## Task details
Recast the items from the line with "For every button, label, input, icon, or" up to and including the line with "icon: calendar (972, 788, 1067, 883)" as a Markdown table with the columns Row and Content, giving each line a row number and leaving out blank lines and the pictures.

## Available records

========================

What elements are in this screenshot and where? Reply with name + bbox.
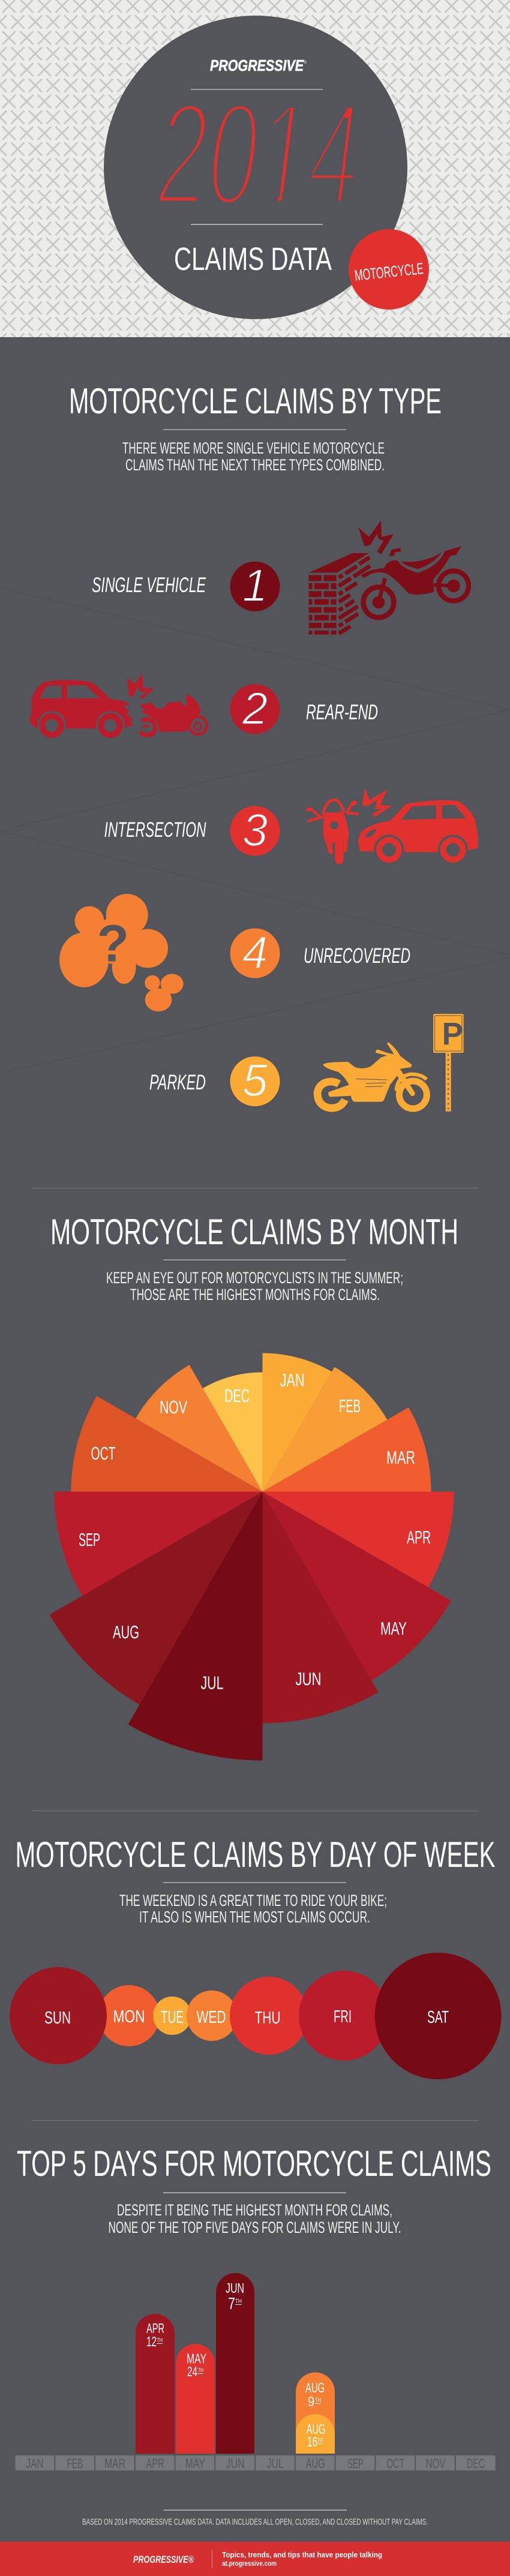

========================

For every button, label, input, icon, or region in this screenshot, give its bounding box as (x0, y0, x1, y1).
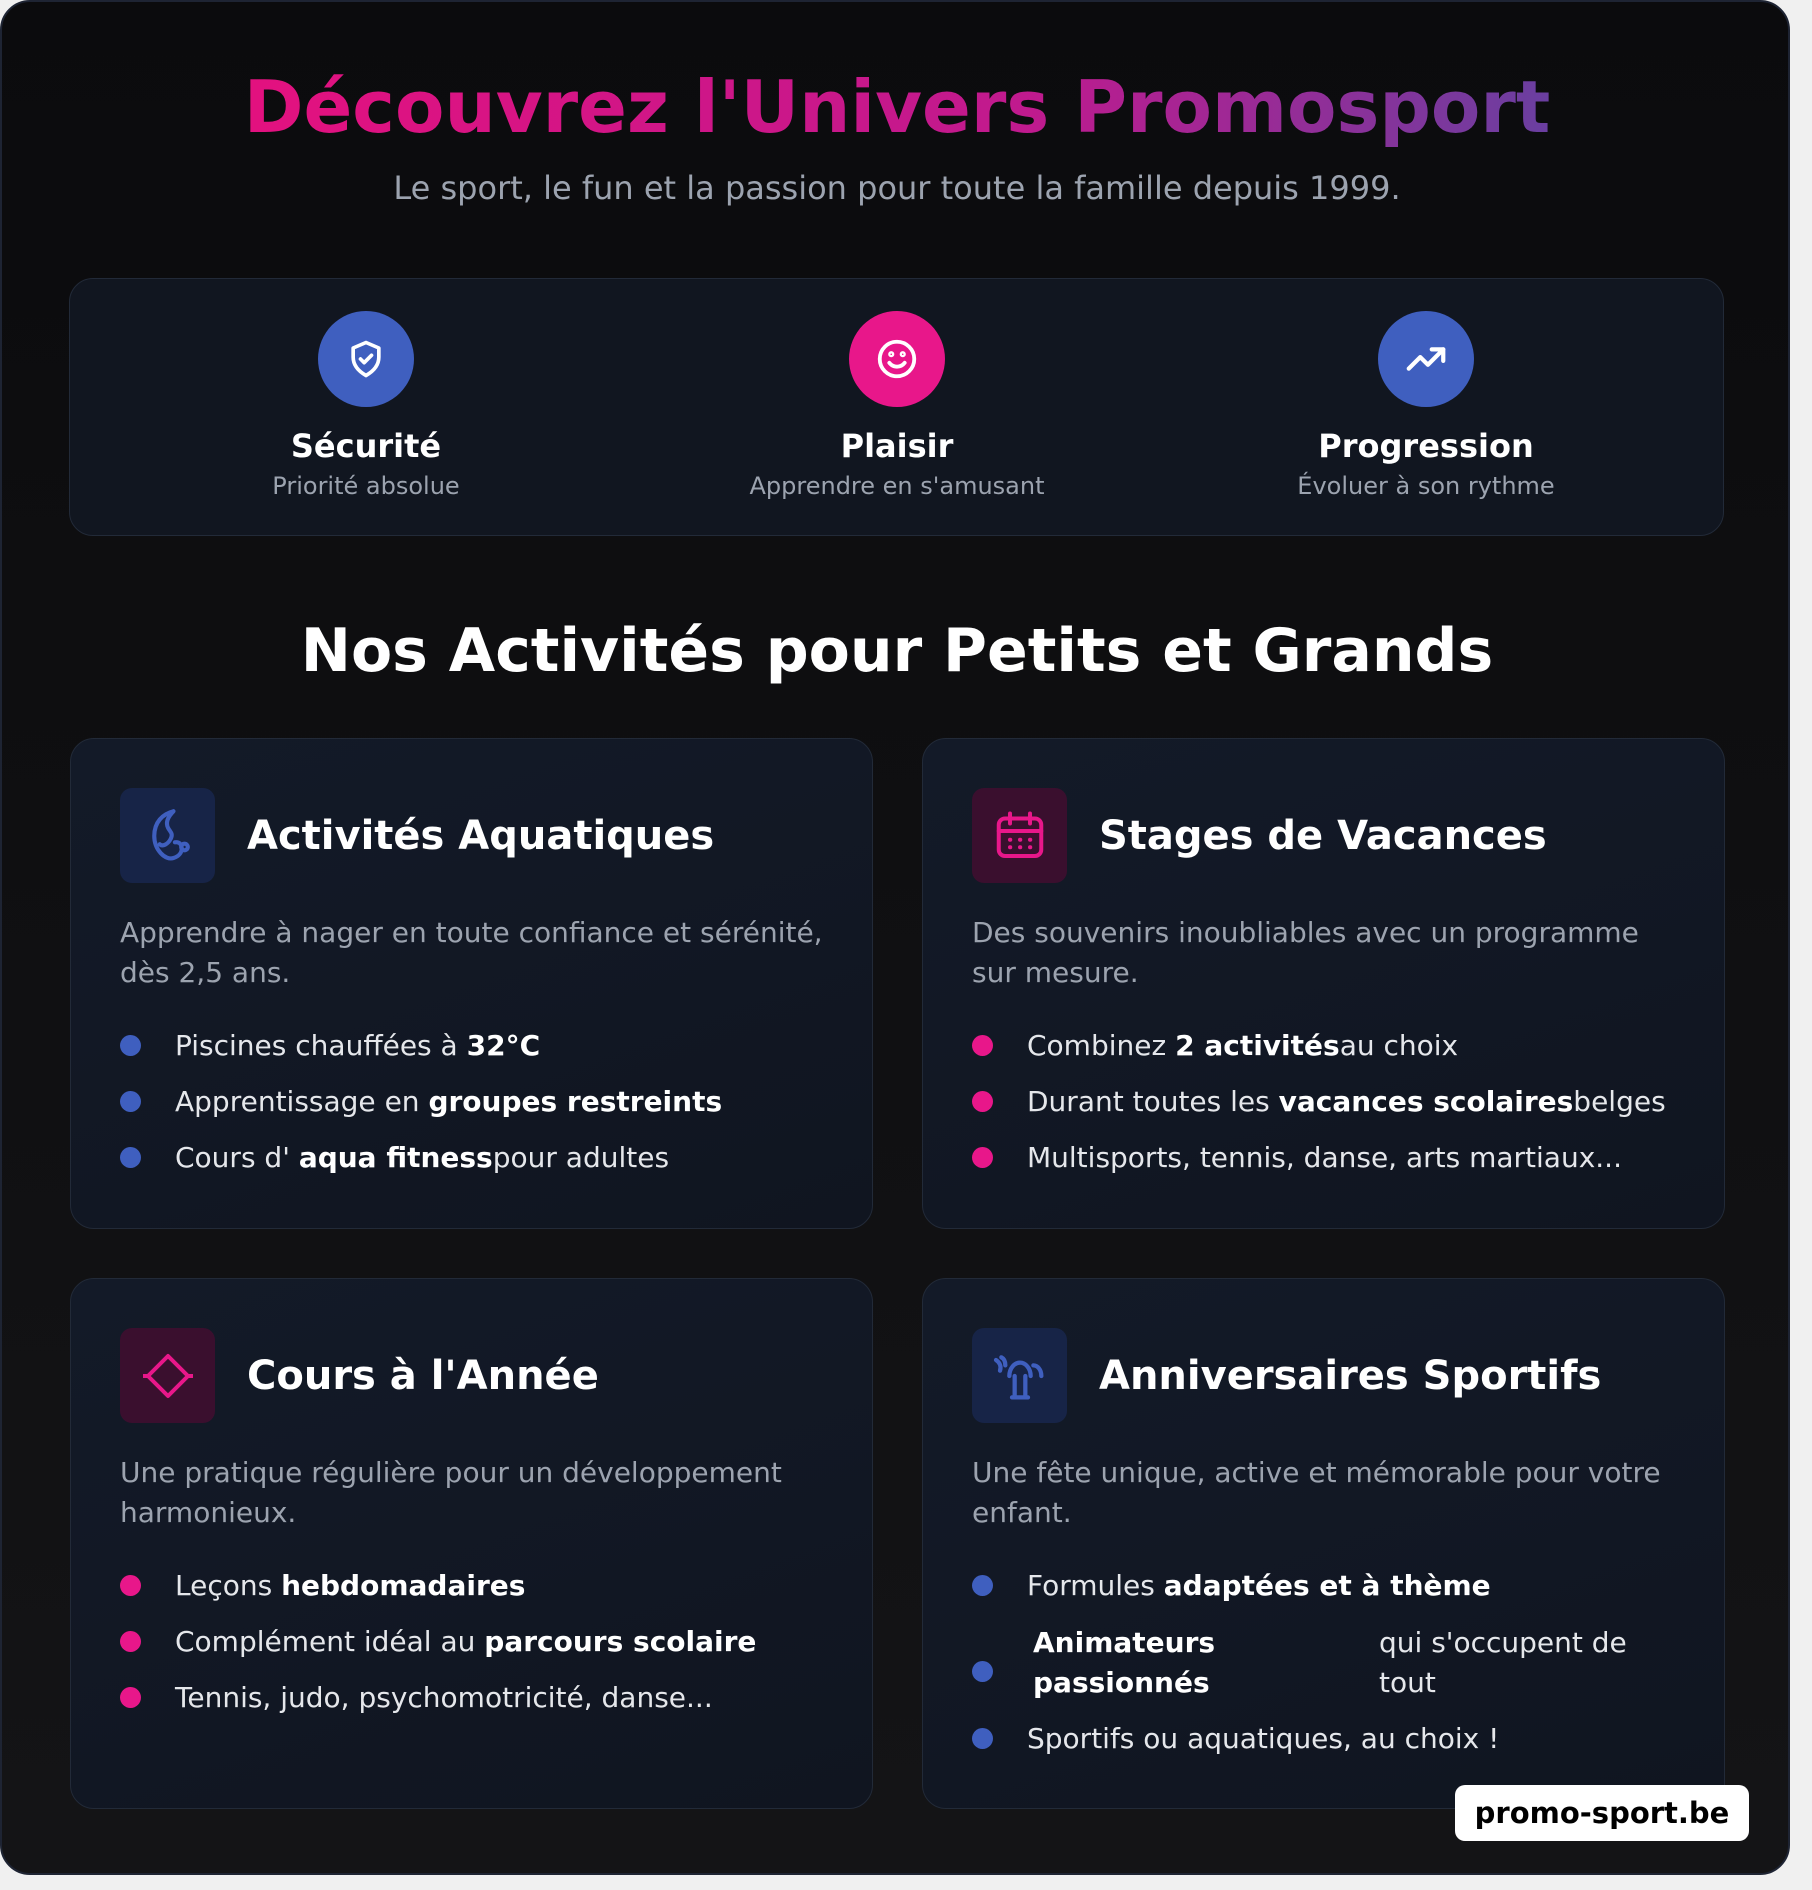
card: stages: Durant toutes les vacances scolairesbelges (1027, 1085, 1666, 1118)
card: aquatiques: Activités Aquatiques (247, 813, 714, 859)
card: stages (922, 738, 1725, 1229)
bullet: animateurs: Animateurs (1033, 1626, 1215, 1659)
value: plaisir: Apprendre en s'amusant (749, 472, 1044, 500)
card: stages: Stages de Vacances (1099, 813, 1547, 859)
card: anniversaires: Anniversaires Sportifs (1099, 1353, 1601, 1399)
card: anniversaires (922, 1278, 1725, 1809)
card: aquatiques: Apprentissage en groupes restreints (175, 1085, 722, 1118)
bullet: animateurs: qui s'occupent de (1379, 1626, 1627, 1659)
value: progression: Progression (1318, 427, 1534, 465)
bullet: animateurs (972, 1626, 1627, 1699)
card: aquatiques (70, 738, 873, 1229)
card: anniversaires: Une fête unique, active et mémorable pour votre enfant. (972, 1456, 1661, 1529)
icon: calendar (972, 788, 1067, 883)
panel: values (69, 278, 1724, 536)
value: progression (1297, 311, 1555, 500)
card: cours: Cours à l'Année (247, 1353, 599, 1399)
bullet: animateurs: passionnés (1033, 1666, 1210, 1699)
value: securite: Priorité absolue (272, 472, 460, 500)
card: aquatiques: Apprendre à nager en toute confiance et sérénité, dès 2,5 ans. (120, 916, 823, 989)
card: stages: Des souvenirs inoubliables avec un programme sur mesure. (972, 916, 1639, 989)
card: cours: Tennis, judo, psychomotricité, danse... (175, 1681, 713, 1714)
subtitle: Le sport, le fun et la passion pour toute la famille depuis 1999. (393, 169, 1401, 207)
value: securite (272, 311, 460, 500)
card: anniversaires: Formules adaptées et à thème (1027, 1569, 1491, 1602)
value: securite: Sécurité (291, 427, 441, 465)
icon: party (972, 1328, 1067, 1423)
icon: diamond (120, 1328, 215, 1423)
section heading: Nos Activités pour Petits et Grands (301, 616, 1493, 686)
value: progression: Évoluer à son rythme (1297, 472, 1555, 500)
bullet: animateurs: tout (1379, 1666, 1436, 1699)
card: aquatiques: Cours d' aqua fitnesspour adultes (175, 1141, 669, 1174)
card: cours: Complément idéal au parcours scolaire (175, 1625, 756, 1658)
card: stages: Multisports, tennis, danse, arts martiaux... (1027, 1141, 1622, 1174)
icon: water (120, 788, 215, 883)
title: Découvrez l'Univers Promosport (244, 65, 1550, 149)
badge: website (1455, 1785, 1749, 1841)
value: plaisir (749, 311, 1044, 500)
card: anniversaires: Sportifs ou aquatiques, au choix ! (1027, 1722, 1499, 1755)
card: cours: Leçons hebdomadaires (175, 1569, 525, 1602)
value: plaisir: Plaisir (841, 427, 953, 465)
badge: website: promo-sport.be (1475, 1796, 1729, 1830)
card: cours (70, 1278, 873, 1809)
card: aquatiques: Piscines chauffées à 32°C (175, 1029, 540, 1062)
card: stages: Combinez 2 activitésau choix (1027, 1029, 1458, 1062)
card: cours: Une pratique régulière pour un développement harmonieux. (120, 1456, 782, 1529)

========================

## Result for this task
| Row | Content |
|---|---|
| 1 | For every button, label, input, icon, or region in this screenshot, give its bounding box as (x0, y0, x1, y1). |
| 2 | card: stages: Durant toutes les vacances scolairesbelges (1027, 1085, 1666, 1118) |
| 3 | card: aquatiques: Activités Aquatiques (247, 813, 714, 859) |
| 4 | card: stages (922, 738, 1725, 1229) |
| 5 | bullet: animateurs: Animateurs (1033, 1626, 1215, 1659) |
| 6 | value: plaisir: Apprendre en s'amusant (749, 472, 1044, 500) |
| 7 | card: stages: Stages de Vacances (1099, 813, 1547, 859) |
| 8 | card: anniversaires: Anniversaires Sportifs (1099, 1353, 1601, 1399) |
| 9 | card: anniversaires (922, 1278, 1725, 1809) |
| 10 | card: aquatiques: Apprentissage en groupes restreints (175, 1085, 722, 1118) |
| 11 | bullet: animateurs: qui s'occupent de (1379, 1626, 1627, 1659) |
| 12 | value: progression: Progression (1318, 427, 1534, 465) |
| 13 | bullet: animateurs (972, 1626, 1627, 1699) |
| 14 | card: aquatiques (70, 738, 873, 1229) |
| 15 | card: anniversaires: Une fête unique, active et mémorable pour votre enfant. (972, 1456, 1661, 1529) |
| 16 | icon: calendar (972, 788, 1067, 883) |